-- start --

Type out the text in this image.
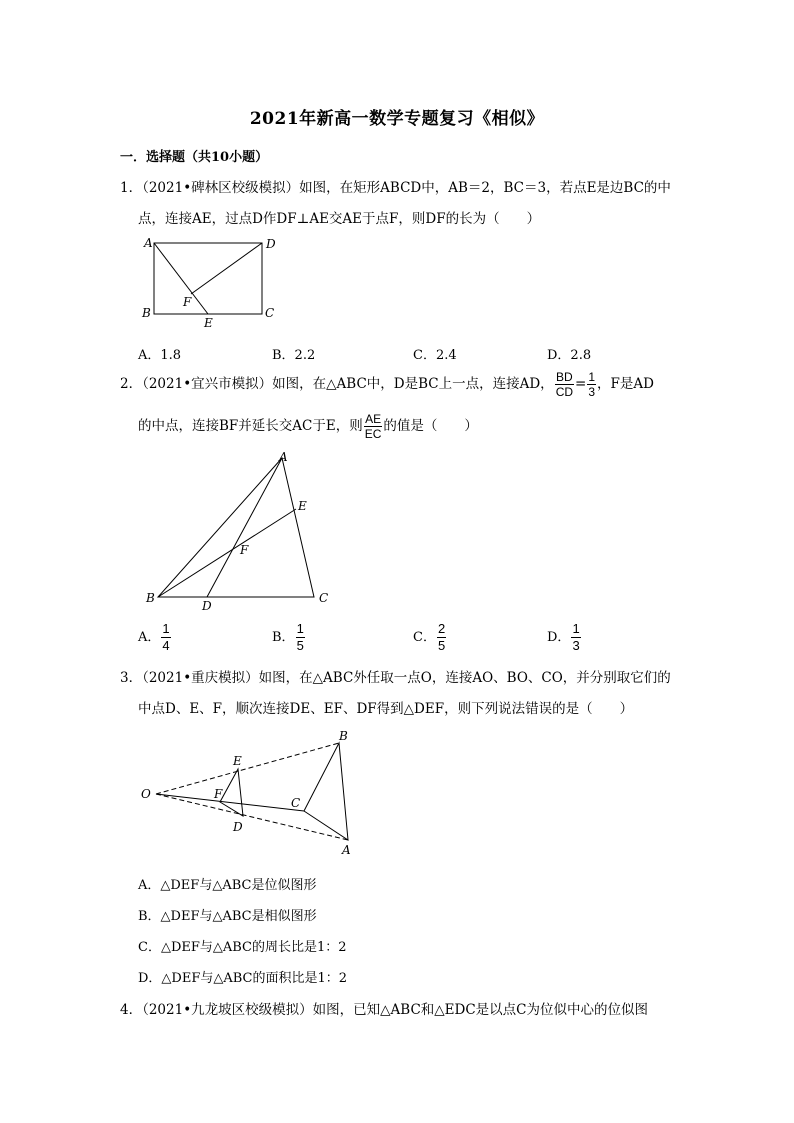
2021年新高一数学专题复习《相似》
一．选择题（共10小题）
1．（2021•碑林区校级模拟）如图，在矩形ABCD中，AB＝2，BC＝3，若点E是边BC的中
点，连接AE，过点D作DF⊥AE交AE于点F，则DF的长为（　　）
A	D
F
B
E
C
A．1.8	B．2.2	C．2.4	D．2.8
2．（2021•宜兴市模拟）如图，在△ABC中，D是BC上一点，连接AD， $\frac{BD}{CD} = \frac{1}{3}$ ，F是AD
的中点，连接BF并延长交AC于E，则 $\frac{AE}{EC}$ 的值是（　　）
A
E
F
B
D
C
A． $\frac{1}{4}$	B． $\frac{1}{5}$	C． $\frac{2}{5}$	D． $\frac{1}{3}$
3．（2021•重庆模拟）如图，在△ABC外任取一点O，连接AO、BO、CO，并分别取它们的
中点D、E、F，顺次连接DE、EF、DF得到△DEF，则下列说法错误的是（　　）
O
E
F
D
B
C
A
A．△DEF与△ABC是位似图形
B．△DEF与△ABC是相似图形
C．△DEF与△ABC的周长比是1：2
D．△DEF与△ABC的面积比是1：2
4．（2021•九龙坡区校级模拟）如图，已知△ABC和△EDC是以点C为位似中心的位似图
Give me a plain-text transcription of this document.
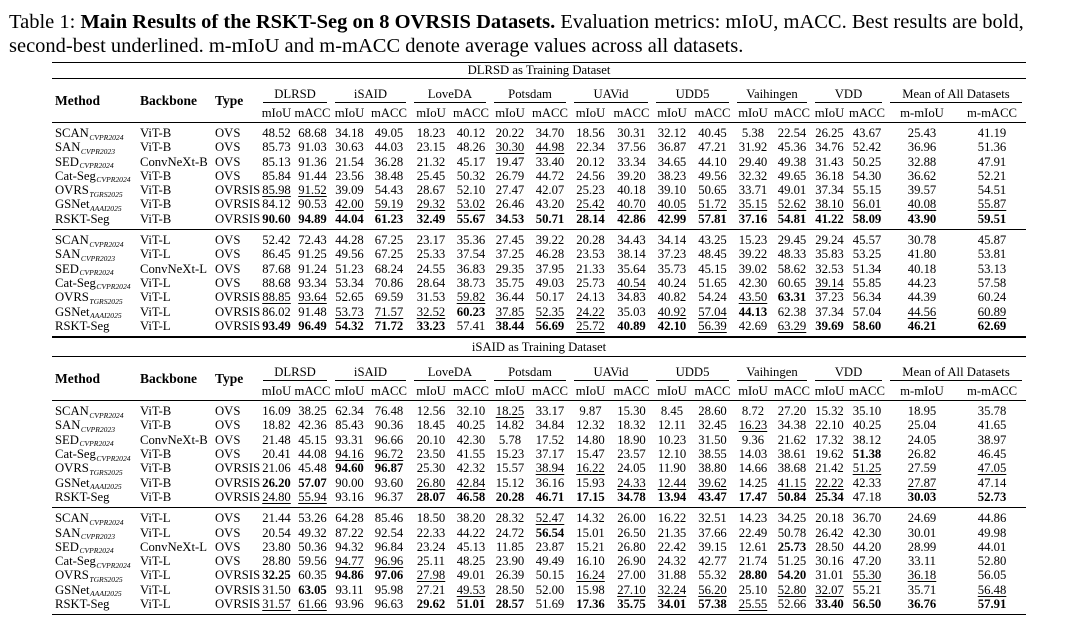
Table 1: Main Results of the RSKT-Seg on 8 OVRSIS Datasets. Evaluation metrics: mIoU, mACC. Best results are bold, second-best underlined. m-mIoU and m-mACC denote average values across all datasets.

DLRSD as Training Dataset																				
Method	Backbone	Type	DLRSD		iSAID		LoveDA		Potsdam		UAVid		UDD5		Vaihingen		VDD		Mean of All Datasets	

			mIoU	mACC	mIoU	mACC	mIoU	mACC	mIoU	mACC	mIoU	mACC	mIoU	mACC	mIoU	mACC	mIoU	mACC	m-mIoU	m-mACC
$SCAN_{CVPR2024}$	ViT-B	OVS	48.52	68.68	34.18	49.05	18.23	40.12	20.22	34.70	18.56	30.31	32.12	40.45	5.38	22.54	26.25	43.67	25.43	41.19
$SAN_{CVPR2023}$	ViT-B	OVS	85.73	91.03	30.63	44.03	23.15	48.26	30.30	44.98	22.34	37.56	36.87	47.21	31.92	45.36	34.76	52.42	36.96	51.36
$SED_{CVPR2024}$	ConvNeXt-B	OVS	85.13	91.36	21.54	36.28	21.32	45.17	19.47	33.40	20.12	33.34	34.65	44.10	29.40	49.38	31.43	50.25	32.88	47.91
Cat-Seg$_{CVPR2024}$	ViT-B	OVS	85.84	91.44	23.56	38.48	25.45	50.32	26.79	44.72	24.56	39.20	38.23	49.56	32.32	49.65	36.18	54.30	36.62	52.21
$OVRS_{TGRS2025}$	ViT-B	OVRSIS	85.98	91.52	39.09	54.43	28.67	52.10	27.47	42.07	25.23	40.18	39.10	50.65	33.71	49.01	37.34	55.15	39.57	54.51
GSNet$_{AAAI2025}$	ViT-B	OVRSIS	84.12	90.53	42.00	59.19	29.32	53.02	26.46	43.20	25.42	40.70	40.05	51.72	35.15	52.62	38.10	56.01	40.08	55.87
RSKT-Seg	ViT-B	OVRSIS	90.60	94.89	44.04	61.23	32.49	55.67	34.53	50.71	28.14	42.86	42.99	57.81	37.16	54.81	41.22	58.09	43.90	59.51
$SCAN_{CVPR2024}$	ViT-L	OVS	52.42	72.43	44.28	67.25	23.17	35.36	27.45	39.22	20.28	34.43	34.14	43.25	15.23	29.45	29.24	45.57	30.78	45.87
$SAN_{CVPR2023}$	ViT-L	OVS	86.45	91.25	49.56	67.25	25.33	37.54	37.25	46.28	23.53	38.14	37.23	48.45	39.22	48.33	35.83	53.25	41.80	53.81
$SED_{CVPR2024}$	ConvNeXt-L	OVS	87.68	91.24	51.23	68.24	24.55	36.83	29.35	37.95	21.33	35.64	35.73	45.15	39.02	58.62	32.53	51.34	40.18	53.13
Cat-Seg$_{CVPR2024}$	ViT-L	OVS	88.68	93.34	53.34	70.86	28.64	38.73	35.75	49.03	25.73	40.54	40.24	51.65	42.30	60.65	39.14	55.85	44.23	57.58
$OVRS_{TGRS2025}$	ViT-L	OVRSIS	88.85	93.64	52.65	69.59	31.53	59.82	36.44	50.17	24.13	34.83	40.82	54.24	43.50	63.31	37.23	56.34	44.39	60.24
GSNet$_{AAAI2025}$	ViT-L	OVRSIS	86.02	91.48	53.73	71.57	32.52	60.23	37.85	52.35	24.22	35.03	40.92	57.04	44.13	62.38	37.34	57.04	44.56	60.89
RSKT-Seg	ViT-L	OVRSIS	93.49	96.49	54.32	71.72	33.23	57.41	38.44	56.69	25.72	40.89	42.10	56.39	42.69	63.29	39.69	58.60	46.21	62.69
iSAID as Training Dataset																				
Method	Backbone	Type	DLRSD		iSAID		LoveDA		Potsdam		UAVid		UDD5		Vaihingen		VDD		Mean of All Datasets	

			mIoU	mACC	mIoU	mACC	mIoU	mACC	mIoU	mACC	mIoU	mACC	mIoU	mACC	mIoU	mACC	mIoU	mACC	m-mIoU	m-mACC
$SCAN_{CVPR2024}$	ViT-B	OVS	16.09	38.25	62.34	76.48	12.56	32.10	18.25	33.17	9.87	15.30	8.45	28.60	8.72	27.20	15.32	35.10	18.95	35.78
$SAN_{CVPR2023}$	ViT-B	OVS	18.82	42.36	85.43	90.36	18.45	40.25	14.82	34.84	12.32	18.32	12.11	32.45	16.23	34.38	22.10	40.25	25.04	41.65
$SED_{CVPR2024}$	ConvNeXt-B	OVS	21.48	45.15	93.31	96.66	20.10	42.30	5.78	17.52	14.80	18.90	10.23	31.50	9.36	21.62	17.32	38.12	24.05	38.97
Cat-Seg$_{CVPR2024}$	ViT-B	OVS	20.41	44.08	94.16	96.72	23.50	41.55	15.23	37.17	15.47	23.57	12.10	38.55	14.03	38.61	19.62	51.38	26.82	46.45
$OVRS_{TGRS2025}$	ViT-B	OVRSIS	21.06	45.48	94.60	96.87	25.30	42.32	15.57	38.94	16.22	24.05	11.90	38.80	14.66	38.68	21.42	51.25	27.59	47.05
GSNet$_{AAAI2025}$	ViT-B	OVRSIS	26.20	57.07	90.00	93.60	26.80	42.84	15.12	36.16	15.93	24.33	12.44	39.62	14.25	41.15	22.22	42.33	27.87	47.14
RSKT-Seg	ViT-B	OVRSIS	24.80	55.94	93.16	96.37	28.07	46.58	20.28	46.71	17.15	34.78	13.94	43.47	17.47	50.84	25.34	47.18	30.03	52.73
$SCAN_{CVPR2024}$	ViT-L	OVS	21.44	53.26	64.28	85.46	18.50	38.20	28.32	52.47	14.32	26.00	16.22	32.51	14.23	34.25	20.18	36.70	24.69	44.86
$SAN_{CVPR2023}$	ViT-L	OVS	20.54	49.32	87.22	92.54	22.33	44.22	24.72	56.54	15.01	26.50	21.35	37.66	22.49	50.78	26.42	42.30	30.01	49.98
$SED_{CVPR2024}$	ConvNeXt-L	OVS	23.80	50.36	94.32	96.84	23.24	45.13	11.85	23.87	15.21	26.80	22.42	39.15	12.61	25.73	28.50	44.20	28.99	44.01
Cat-Seg$_{CVPR2024}$	ViT-L	OVS	28.80	59.56	94.77	96.96	25.11	48.25	23.90	49.49	16.10	26.90	24.32	42.77	21.74	51.25	30.16	47.20	33.11	52.80
$OVRS_{TGRS2025}$	ViT-L	OVRSIS	32.25	60.35	94.86	97.06	27.98	49.01	26.39	50.15	16.24	27.00	31.88	55.32	28.80	54.20	31.01	55.30	36.18	56.05
GSNet$_{AAAI2025}$	ViT-L	OVRSIS	31.50	63.05	93.11	95.98	27.21	49.53	28.50	52.00	15.98	27.10	32.24	56.20	25.10	52.80	32.07	55.21	35.71	56.48
RSKT-Seg	ViT-L	OVRSIS	31.57	61.66	93.96	96.63	29.62	51.01	28.57	51.69	17.36	35.75	34.01	57.38	25.55	52.66	33.40	56.50	36.76	57.91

-- end --

● **WHAT IS ASKED**
Tally the lines above that contain the word "Training", and reply with only the number.

● **RESPONSE**
2